- [MATERIAL FOR THE TASK]
□ □ □ □
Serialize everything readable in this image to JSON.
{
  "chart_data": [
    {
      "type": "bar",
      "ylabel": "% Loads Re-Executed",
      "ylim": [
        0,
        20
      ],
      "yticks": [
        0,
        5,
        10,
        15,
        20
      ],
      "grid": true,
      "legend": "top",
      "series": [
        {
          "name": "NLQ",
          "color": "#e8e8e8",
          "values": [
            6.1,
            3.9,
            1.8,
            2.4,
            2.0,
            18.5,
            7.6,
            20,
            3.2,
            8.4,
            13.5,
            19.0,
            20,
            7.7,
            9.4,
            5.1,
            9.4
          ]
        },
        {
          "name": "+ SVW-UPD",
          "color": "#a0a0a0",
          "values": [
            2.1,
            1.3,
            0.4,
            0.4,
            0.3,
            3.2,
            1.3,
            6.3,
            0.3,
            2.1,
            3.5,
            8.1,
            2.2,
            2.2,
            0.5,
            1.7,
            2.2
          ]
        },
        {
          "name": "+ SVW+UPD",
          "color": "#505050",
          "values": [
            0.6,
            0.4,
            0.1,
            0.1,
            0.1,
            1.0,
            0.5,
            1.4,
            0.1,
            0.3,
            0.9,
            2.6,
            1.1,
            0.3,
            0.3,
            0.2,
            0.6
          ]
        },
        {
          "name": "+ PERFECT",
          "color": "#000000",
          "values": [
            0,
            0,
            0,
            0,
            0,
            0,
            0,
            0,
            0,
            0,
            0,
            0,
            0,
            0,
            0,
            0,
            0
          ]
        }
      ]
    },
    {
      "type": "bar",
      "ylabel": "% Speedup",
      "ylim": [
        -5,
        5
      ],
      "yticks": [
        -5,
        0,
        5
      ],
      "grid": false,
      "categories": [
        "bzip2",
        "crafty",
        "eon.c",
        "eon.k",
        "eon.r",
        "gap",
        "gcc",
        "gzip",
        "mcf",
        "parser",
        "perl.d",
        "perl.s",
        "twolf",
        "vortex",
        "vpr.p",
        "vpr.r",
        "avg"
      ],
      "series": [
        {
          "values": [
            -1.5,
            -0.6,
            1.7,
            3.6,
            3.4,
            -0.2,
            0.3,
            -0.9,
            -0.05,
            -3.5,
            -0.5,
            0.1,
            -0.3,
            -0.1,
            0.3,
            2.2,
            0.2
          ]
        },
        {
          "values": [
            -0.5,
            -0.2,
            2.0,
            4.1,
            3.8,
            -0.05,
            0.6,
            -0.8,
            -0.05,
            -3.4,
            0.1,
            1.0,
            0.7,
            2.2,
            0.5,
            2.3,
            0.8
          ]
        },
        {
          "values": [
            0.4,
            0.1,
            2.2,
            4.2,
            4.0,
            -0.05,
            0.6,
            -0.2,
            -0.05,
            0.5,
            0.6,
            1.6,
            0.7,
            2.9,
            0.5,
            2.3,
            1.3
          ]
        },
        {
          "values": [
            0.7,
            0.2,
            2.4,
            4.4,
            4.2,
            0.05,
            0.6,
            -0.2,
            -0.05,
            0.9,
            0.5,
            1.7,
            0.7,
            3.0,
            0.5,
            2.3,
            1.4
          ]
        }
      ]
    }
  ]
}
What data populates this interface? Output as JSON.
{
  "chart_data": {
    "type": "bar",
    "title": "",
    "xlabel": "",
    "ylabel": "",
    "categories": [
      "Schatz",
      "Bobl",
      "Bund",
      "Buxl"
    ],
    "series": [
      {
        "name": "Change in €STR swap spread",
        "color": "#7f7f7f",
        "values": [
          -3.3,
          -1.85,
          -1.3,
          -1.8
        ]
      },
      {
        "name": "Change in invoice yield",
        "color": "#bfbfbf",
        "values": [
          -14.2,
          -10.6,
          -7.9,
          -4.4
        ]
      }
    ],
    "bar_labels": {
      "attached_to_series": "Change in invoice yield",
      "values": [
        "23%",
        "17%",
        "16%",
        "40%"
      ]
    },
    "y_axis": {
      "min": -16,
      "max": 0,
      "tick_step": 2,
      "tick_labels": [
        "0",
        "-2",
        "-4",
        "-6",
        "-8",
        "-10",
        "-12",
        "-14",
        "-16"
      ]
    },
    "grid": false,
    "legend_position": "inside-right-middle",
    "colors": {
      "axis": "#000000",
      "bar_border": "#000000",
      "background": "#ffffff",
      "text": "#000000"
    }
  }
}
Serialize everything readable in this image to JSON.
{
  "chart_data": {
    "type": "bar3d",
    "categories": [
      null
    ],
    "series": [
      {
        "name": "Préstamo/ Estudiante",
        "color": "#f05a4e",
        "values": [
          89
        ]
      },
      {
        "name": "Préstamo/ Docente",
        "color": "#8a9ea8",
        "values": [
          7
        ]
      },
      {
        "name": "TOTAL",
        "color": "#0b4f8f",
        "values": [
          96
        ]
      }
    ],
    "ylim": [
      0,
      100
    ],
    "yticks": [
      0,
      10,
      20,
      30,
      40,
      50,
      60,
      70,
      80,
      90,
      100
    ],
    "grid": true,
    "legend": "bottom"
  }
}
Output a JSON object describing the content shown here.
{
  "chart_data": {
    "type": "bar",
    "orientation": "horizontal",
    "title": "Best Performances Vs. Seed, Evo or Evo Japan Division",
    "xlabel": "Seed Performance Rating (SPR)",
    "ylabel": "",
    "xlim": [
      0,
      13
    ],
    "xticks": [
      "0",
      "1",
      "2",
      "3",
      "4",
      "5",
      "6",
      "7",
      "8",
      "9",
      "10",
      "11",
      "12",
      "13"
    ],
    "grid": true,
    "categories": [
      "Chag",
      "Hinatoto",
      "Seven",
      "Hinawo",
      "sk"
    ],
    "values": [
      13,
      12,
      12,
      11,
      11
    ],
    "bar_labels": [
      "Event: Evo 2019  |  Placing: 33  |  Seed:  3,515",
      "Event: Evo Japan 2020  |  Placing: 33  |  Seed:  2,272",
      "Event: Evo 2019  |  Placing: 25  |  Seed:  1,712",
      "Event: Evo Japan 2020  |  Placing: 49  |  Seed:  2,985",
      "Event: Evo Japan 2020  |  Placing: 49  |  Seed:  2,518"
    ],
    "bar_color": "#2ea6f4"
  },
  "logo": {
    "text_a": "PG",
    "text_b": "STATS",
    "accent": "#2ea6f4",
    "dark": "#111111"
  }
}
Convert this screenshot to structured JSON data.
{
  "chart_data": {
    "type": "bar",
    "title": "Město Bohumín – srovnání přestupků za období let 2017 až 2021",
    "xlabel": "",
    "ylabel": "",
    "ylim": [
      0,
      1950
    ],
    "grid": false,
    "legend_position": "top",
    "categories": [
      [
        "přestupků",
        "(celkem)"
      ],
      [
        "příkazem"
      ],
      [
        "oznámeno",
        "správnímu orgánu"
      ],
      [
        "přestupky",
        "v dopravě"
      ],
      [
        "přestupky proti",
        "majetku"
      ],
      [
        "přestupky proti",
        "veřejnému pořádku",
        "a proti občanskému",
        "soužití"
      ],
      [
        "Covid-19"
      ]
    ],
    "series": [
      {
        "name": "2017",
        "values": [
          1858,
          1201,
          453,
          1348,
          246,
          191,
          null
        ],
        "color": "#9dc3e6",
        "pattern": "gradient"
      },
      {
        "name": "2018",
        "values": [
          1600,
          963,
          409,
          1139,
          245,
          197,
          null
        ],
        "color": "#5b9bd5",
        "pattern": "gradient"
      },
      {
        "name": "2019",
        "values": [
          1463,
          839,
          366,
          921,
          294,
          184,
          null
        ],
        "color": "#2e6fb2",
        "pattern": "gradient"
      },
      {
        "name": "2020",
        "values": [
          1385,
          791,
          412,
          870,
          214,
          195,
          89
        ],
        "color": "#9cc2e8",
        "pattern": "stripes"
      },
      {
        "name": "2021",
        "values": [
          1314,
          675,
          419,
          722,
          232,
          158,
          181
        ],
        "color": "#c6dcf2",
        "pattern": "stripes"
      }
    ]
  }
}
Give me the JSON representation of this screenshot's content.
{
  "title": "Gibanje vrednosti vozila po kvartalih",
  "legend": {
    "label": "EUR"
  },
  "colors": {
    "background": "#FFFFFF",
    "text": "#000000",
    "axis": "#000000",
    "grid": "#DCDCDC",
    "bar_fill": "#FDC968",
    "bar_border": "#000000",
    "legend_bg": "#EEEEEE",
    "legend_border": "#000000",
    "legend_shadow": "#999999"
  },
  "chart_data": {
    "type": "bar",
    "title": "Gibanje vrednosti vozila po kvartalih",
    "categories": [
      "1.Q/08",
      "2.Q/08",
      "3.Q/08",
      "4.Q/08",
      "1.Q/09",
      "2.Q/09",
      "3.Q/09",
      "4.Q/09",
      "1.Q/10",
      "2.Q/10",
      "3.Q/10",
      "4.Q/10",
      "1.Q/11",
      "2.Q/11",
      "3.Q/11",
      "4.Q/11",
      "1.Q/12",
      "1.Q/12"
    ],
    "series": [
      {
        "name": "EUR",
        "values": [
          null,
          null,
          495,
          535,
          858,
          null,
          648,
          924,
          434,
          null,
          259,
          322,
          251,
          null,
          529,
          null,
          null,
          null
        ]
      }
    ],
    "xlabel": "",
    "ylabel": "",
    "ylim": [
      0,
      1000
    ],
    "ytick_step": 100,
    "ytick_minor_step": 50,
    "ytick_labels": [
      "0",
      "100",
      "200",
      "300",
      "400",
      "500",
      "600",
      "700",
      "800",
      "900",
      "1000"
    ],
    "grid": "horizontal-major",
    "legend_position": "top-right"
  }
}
□ □ □ □
- [WHAT THE TASK ASKS] Sift the material for lines with the string "Placing". Copy each one found.

- [COMPLETED TASK]
      "Event: Evo 2019  |  Placing: 33  |  Seed:  3,515",
      "Event: Evo Japan 2020  |  Placing: 33  |  Seed:  2,272",
      "Event: Evo 2019  |  Placing: 25  |  Seed:  1,712",
      "Event: Evo Japan 2020  |  Placing: 49  |  Seed:  2,985",
      "Event: Evo Japan 2020  |  Placing: 49  |  Seed:  2,518"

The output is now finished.